── Selected text ──

Letter from Thomas Jefferson to William Short (January 18, 1826)


In this letter to William Short, dated January 18, 1826, Thomas Jefferson conveys his thoughts on emancipating enslaved Africans.


Monticello Jan. 18.26

Dear Sir

Yours of the 11th is recieved. those of Nov. 2 and Dec. 14 have been so in due time. I suppose I had not acknoleged them specifically from being too lazy to recur to them while writing mine of the 3d I thank you for your information from Mr. Boyd and shall desire the instruments to remain in their present position until I can find a safe and public conveyance and give an order for them. The Russian discourse was duly reviewed and was read with the feelings [they] it would naturally create in the breast of a friend to the Rights of man. on the subject of emancipation I have ceased to think because not to be a work of my day. the plan of converting the blacks into Serfs would certainly be better than keeping them in their present condition; but I consider that of expatriation to the governments of the W. I. of their own colour as entirely practicable, and greatly preferable to the mixture of colour here. to this I have great aversion; but I repeat my abandonment of the subject. my health is at present as good as I ever expect it to be, and I am ever and affectionately your’s,

Th: Jefferson

January 18, 1826
Thomas Jefferson writes a letter to William Shortconveying his thoughts on emancipating enslaved Africans.

───
── Excerpted data ──

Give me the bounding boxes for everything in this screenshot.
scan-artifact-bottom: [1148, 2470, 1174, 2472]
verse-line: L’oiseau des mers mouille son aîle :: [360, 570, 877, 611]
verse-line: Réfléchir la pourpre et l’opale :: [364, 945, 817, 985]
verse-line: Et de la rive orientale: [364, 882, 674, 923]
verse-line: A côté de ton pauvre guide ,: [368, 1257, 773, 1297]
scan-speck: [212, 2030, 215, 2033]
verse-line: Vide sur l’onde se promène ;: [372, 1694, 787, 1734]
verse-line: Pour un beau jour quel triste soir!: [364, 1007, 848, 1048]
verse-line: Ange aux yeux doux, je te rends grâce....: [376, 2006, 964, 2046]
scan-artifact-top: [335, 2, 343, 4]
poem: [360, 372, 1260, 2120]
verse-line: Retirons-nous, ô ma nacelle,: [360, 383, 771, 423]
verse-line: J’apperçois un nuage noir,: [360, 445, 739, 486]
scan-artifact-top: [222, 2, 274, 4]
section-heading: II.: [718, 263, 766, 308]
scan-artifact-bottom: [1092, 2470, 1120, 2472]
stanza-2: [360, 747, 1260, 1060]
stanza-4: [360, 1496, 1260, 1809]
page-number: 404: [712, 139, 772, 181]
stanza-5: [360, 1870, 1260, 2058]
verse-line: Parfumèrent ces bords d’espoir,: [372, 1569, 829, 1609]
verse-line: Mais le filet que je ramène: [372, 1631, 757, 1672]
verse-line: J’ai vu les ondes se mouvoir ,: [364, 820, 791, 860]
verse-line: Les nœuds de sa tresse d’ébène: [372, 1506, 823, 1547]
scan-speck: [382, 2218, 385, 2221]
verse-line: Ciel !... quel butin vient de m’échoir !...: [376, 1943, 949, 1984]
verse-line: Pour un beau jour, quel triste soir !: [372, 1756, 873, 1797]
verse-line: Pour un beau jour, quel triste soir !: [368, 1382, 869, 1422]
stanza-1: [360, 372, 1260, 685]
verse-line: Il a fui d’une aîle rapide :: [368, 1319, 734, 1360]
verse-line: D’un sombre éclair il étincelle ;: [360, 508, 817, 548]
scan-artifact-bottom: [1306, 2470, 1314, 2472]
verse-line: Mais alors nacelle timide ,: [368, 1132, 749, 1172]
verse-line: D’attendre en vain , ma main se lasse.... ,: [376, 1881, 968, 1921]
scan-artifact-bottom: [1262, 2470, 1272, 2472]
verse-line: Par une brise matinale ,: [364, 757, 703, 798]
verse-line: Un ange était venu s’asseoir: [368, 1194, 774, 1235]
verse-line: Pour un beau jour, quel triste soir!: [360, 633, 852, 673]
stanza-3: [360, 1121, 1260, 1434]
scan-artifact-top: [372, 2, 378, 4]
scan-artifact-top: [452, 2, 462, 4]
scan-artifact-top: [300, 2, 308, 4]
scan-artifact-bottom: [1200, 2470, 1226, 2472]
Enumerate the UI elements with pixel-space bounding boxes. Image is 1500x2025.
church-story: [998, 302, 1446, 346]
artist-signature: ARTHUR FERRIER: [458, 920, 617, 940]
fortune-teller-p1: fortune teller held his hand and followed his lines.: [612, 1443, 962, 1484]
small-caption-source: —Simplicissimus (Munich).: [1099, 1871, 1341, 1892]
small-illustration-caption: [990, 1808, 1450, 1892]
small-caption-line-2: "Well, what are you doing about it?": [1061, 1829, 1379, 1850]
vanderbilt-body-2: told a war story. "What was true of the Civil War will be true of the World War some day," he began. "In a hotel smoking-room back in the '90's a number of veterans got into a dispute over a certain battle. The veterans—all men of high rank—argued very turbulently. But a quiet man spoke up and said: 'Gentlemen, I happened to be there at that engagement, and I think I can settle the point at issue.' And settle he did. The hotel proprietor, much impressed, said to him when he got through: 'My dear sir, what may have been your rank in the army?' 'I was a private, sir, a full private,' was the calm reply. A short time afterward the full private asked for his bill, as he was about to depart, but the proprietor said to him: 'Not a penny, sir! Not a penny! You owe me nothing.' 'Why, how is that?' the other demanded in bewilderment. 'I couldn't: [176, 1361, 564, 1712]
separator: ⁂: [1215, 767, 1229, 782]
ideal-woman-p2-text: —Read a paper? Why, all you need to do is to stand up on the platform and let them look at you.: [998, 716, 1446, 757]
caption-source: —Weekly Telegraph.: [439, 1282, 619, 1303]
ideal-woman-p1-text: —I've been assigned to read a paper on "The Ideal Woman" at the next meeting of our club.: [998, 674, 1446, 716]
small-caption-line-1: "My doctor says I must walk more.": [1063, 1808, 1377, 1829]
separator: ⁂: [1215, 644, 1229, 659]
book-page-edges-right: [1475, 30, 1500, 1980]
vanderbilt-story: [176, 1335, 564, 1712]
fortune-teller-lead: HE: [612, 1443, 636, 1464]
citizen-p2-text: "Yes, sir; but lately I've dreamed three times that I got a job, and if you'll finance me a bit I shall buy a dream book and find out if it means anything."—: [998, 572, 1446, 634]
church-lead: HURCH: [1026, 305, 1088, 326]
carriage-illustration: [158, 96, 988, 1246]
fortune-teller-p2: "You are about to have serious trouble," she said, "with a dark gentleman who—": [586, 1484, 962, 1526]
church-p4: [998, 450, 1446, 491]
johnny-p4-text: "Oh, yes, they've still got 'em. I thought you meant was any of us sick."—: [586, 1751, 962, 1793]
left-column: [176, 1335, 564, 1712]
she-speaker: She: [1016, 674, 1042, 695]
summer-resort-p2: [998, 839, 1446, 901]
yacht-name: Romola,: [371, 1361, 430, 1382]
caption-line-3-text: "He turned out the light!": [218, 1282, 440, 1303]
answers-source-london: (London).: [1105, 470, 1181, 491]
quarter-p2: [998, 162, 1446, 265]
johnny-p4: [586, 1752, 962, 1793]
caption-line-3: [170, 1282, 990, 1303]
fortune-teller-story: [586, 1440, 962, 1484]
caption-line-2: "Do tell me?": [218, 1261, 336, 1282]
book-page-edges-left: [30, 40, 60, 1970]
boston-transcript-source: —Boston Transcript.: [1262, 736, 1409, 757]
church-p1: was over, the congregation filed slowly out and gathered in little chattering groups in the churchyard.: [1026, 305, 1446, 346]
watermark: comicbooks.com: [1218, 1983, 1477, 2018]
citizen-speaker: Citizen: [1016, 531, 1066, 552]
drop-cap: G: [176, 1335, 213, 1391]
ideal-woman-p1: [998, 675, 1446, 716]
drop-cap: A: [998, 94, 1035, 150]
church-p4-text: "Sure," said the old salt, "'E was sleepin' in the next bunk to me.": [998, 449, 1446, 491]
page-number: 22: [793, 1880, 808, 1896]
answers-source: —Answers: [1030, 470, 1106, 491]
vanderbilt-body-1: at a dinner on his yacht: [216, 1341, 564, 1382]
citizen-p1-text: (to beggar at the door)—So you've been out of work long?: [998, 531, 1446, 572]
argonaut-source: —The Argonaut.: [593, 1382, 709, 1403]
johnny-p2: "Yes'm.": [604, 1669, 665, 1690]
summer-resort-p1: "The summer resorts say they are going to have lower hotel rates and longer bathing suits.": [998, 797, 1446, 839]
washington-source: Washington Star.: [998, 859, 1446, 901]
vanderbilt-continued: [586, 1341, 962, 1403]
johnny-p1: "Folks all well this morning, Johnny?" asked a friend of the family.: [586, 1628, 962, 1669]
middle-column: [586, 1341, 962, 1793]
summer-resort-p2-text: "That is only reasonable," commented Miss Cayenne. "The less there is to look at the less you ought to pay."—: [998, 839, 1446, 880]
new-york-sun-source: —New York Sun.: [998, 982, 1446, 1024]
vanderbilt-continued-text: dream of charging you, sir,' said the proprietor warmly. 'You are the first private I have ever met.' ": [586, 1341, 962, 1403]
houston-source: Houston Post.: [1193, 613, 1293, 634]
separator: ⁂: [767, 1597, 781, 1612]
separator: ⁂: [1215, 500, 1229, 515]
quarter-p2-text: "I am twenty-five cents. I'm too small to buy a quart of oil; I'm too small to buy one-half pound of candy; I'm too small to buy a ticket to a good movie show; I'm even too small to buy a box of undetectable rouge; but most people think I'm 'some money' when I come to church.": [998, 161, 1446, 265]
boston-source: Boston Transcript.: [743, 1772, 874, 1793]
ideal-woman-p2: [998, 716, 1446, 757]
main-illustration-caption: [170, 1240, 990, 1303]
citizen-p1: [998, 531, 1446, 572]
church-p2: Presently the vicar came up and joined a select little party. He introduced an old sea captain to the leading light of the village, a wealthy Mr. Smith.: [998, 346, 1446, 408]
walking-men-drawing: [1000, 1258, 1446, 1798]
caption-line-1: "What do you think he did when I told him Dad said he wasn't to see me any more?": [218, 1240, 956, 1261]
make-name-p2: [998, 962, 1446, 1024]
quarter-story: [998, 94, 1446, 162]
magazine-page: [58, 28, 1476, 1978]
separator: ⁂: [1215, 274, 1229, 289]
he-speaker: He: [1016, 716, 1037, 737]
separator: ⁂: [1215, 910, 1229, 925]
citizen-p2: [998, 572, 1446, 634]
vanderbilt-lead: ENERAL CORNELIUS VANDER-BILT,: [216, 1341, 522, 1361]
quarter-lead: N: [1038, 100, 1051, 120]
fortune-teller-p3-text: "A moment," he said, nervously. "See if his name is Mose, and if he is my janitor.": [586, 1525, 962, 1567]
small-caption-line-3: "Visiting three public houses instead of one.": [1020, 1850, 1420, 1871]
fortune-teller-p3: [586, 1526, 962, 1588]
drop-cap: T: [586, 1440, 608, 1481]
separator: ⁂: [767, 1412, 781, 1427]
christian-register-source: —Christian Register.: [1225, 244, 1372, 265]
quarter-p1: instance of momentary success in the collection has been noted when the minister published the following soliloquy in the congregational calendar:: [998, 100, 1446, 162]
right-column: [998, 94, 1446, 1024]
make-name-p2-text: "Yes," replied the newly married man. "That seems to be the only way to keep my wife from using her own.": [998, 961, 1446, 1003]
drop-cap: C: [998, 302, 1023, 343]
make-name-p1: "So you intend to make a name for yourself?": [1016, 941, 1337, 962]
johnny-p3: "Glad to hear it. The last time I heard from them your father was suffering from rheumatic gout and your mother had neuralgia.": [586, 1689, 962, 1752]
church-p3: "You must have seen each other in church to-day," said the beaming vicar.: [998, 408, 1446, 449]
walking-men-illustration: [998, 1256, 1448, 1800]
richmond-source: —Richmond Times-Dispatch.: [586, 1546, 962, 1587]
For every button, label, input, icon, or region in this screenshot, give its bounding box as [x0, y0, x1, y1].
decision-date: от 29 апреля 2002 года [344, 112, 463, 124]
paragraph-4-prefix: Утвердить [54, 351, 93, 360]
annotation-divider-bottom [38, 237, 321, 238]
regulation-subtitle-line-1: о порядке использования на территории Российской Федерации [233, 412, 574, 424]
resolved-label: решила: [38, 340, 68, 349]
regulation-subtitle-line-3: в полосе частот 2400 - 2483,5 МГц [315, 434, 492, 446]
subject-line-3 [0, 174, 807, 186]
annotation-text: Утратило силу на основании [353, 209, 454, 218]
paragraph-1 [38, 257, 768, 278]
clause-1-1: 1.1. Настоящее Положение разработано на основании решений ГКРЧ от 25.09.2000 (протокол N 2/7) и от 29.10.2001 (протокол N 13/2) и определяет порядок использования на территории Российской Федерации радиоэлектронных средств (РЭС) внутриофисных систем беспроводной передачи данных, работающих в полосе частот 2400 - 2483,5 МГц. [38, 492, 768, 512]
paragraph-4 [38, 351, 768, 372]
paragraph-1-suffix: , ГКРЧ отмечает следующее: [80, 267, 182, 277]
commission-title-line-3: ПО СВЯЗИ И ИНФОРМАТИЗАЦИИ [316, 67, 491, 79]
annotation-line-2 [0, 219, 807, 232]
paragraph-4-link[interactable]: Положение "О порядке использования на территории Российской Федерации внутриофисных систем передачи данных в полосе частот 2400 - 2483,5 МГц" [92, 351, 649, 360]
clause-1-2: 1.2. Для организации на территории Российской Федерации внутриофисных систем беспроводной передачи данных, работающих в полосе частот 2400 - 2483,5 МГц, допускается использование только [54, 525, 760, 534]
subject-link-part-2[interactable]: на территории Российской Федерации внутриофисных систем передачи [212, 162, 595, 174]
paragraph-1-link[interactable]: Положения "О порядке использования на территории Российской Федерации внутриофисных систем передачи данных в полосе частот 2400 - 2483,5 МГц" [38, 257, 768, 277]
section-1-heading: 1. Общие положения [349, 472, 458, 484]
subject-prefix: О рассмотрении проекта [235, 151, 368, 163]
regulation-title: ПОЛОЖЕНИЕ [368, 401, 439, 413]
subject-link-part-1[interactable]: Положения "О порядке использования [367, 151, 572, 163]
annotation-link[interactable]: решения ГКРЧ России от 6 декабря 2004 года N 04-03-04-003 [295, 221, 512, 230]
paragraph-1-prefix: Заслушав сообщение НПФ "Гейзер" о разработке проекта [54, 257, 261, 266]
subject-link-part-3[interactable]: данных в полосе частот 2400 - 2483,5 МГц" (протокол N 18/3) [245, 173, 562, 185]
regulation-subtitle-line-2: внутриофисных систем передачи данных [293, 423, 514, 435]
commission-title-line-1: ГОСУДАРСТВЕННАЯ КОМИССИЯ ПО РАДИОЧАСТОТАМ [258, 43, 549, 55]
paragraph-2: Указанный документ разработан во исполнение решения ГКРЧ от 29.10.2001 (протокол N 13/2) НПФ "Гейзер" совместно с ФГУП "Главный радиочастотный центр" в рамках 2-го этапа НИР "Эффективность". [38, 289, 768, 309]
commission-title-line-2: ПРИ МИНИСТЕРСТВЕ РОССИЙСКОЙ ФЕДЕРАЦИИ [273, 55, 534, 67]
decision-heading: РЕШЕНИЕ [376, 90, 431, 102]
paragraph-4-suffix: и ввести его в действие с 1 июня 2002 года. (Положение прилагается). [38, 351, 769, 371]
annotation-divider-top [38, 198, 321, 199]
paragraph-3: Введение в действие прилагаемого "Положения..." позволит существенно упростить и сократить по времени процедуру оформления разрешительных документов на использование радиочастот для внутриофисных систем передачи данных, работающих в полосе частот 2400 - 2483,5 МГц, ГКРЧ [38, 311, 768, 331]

───

__The request__.
In the Jefferson letter, which dates of William Short's earlier letters does Jefferson say arrived in due time? The records have no connection to the Jefferson letter.

__Task answer__.
Nov. 2 and Dec. 14